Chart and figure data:
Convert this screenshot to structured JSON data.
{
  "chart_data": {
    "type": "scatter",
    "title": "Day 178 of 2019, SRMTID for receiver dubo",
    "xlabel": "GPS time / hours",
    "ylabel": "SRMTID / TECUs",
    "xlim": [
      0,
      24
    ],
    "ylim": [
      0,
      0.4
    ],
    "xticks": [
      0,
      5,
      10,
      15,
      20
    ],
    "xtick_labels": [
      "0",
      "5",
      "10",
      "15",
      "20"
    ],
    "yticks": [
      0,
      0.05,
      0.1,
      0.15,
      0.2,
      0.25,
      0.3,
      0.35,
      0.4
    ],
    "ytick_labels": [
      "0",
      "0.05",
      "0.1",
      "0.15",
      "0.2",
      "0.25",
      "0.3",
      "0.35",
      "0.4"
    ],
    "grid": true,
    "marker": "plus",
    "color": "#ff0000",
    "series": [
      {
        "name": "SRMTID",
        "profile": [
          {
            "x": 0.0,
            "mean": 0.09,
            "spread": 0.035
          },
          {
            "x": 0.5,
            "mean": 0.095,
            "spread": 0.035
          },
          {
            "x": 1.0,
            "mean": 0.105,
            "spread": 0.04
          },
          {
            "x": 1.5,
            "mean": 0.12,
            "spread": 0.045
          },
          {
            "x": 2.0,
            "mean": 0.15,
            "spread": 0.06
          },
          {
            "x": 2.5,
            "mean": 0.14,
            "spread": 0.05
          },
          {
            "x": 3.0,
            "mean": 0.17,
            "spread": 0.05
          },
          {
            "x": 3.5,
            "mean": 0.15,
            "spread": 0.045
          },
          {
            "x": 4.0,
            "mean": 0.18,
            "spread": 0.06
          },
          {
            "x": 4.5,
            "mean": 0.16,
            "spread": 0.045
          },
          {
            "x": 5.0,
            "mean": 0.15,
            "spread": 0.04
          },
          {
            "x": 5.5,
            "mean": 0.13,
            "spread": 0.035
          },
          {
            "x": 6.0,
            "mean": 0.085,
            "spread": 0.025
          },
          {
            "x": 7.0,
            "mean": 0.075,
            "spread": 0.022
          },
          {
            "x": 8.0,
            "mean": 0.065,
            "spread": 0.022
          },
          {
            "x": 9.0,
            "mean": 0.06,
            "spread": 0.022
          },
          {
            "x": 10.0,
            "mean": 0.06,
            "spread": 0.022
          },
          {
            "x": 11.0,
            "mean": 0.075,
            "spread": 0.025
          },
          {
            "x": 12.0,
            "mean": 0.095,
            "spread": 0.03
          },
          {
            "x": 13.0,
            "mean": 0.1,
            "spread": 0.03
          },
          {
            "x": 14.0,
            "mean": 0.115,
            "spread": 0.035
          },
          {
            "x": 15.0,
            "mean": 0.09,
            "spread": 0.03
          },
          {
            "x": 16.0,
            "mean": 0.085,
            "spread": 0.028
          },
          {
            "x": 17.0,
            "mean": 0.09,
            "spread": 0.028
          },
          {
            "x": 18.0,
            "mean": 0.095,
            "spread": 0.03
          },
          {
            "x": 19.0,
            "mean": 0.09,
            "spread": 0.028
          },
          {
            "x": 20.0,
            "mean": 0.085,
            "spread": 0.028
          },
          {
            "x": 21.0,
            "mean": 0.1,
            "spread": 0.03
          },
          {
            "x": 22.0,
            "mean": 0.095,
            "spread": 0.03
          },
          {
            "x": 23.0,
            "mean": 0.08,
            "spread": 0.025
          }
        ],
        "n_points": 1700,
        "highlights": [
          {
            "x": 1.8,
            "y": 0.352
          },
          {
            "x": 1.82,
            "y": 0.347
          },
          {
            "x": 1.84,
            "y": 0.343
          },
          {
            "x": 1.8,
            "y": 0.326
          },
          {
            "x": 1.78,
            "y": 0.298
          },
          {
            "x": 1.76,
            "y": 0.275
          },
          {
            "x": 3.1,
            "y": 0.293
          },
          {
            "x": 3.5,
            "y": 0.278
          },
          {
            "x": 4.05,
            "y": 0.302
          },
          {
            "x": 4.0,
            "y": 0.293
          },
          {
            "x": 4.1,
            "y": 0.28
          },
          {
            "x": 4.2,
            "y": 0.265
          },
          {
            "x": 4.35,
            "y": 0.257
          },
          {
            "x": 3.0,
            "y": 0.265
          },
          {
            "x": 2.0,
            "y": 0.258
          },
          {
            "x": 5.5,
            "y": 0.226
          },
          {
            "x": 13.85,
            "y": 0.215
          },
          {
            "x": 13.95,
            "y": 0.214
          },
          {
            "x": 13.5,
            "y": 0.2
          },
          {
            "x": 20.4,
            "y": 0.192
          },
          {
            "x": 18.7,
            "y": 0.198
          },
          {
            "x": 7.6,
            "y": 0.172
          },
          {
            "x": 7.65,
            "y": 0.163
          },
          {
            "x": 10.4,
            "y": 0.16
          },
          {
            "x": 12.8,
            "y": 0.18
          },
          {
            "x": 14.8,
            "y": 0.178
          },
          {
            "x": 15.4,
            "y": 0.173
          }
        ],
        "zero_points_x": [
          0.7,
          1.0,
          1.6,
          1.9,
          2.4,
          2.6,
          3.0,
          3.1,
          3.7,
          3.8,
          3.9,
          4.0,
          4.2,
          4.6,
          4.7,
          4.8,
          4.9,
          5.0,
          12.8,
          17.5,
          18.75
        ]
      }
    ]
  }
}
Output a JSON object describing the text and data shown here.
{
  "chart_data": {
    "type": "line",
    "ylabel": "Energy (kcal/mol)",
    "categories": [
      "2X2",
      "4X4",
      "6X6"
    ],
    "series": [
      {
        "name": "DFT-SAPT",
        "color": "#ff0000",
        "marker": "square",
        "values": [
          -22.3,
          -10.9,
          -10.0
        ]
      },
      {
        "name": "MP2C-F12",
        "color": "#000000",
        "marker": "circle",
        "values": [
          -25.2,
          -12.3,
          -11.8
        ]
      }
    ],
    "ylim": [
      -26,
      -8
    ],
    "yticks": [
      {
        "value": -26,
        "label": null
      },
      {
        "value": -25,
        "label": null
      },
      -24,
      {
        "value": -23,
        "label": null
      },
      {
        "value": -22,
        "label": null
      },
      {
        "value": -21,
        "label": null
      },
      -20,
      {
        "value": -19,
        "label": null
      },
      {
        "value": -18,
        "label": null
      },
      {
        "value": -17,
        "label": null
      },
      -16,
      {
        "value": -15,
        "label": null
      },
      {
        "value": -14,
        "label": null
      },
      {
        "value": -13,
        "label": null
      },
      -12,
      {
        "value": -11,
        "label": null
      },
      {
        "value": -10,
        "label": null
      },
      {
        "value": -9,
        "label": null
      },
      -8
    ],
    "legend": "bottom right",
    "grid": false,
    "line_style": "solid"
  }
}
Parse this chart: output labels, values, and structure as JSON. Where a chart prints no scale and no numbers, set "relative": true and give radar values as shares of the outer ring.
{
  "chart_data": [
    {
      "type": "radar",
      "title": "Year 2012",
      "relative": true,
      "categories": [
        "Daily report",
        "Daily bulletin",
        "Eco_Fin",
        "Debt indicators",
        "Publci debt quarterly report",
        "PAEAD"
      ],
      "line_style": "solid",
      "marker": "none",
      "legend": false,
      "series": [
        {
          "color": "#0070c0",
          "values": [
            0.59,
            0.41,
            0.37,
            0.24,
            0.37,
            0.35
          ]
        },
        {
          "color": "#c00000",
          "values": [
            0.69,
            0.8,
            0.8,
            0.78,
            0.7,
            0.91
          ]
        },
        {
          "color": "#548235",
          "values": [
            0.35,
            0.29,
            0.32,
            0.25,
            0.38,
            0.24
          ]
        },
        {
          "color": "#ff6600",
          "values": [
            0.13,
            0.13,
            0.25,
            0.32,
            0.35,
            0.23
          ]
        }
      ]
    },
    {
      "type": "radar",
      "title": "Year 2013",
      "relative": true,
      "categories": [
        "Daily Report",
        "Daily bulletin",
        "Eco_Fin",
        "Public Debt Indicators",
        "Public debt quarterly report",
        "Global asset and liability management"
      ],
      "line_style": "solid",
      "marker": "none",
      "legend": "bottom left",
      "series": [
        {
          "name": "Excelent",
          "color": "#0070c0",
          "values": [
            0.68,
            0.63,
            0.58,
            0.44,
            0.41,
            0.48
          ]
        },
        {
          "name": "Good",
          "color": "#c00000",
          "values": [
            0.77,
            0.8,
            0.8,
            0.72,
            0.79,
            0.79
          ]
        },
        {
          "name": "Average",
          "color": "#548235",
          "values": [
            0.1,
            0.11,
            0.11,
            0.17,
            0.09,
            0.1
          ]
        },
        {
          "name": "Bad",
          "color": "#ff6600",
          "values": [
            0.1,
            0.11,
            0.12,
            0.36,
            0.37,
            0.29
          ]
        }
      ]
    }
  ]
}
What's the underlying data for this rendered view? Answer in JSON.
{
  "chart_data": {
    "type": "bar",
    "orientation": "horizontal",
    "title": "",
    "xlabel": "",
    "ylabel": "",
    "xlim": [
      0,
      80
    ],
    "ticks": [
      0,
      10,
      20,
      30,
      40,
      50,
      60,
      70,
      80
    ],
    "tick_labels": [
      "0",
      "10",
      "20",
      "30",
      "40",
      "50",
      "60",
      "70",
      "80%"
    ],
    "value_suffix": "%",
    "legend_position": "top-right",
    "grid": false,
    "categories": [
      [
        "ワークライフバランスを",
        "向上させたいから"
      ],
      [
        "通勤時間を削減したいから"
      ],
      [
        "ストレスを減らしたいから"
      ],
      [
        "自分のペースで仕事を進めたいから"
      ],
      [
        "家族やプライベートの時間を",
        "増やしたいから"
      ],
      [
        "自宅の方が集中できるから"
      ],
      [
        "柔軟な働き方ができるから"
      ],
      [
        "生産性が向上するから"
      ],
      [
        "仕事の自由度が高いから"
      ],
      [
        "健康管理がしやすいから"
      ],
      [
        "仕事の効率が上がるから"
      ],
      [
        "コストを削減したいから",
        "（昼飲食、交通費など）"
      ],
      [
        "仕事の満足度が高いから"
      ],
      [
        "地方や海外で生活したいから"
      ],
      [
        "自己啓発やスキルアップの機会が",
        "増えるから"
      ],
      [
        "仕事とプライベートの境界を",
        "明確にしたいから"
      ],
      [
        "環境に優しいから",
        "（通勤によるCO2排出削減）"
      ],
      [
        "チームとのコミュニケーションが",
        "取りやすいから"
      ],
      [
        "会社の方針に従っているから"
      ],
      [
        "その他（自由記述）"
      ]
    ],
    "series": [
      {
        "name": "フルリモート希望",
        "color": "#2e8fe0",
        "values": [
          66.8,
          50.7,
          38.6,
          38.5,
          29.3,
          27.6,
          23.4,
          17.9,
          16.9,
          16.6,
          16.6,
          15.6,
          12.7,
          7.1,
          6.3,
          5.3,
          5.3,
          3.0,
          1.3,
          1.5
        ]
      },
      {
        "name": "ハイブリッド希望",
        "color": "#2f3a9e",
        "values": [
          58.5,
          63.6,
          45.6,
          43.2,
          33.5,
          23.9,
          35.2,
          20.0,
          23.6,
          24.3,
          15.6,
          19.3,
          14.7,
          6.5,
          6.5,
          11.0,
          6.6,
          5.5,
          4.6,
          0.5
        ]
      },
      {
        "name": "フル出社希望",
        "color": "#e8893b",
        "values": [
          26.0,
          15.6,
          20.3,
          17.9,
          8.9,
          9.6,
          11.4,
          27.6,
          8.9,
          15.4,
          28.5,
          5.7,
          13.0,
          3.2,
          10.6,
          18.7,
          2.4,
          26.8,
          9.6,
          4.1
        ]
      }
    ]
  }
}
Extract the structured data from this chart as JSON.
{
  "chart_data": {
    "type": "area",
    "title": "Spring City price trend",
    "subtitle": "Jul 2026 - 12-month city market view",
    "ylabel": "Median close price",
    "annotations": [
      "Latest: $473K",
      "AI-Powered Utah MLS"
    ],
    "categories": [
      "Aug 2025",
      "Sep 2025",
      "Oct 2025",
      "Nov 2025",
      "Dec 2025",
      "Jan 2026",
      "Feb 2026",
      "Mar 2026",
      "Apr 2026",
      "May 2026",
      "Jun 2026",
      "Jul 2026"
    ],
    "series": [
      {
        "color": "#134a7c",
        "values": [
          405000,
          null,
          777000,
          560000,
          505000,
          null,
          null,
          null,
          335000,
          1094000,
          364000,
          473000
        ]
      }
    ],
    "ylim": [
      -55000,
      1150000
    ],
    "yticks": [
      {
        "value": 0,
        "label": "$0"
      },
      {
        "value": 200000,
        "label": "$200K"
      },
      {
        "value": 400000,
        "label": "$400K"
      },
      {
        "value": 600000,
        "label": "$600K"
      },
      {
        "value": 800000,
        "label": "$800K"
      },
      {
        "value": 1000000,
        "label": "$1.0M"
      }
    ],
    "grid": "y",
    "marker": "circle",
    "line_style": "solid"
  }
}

* **TASK DIRECTIONS**
Find "price". Copy every line it occurs in.

* **IN RESPONSE**
    "title": "Spring City price trend",
    "ylabel": "Median close price",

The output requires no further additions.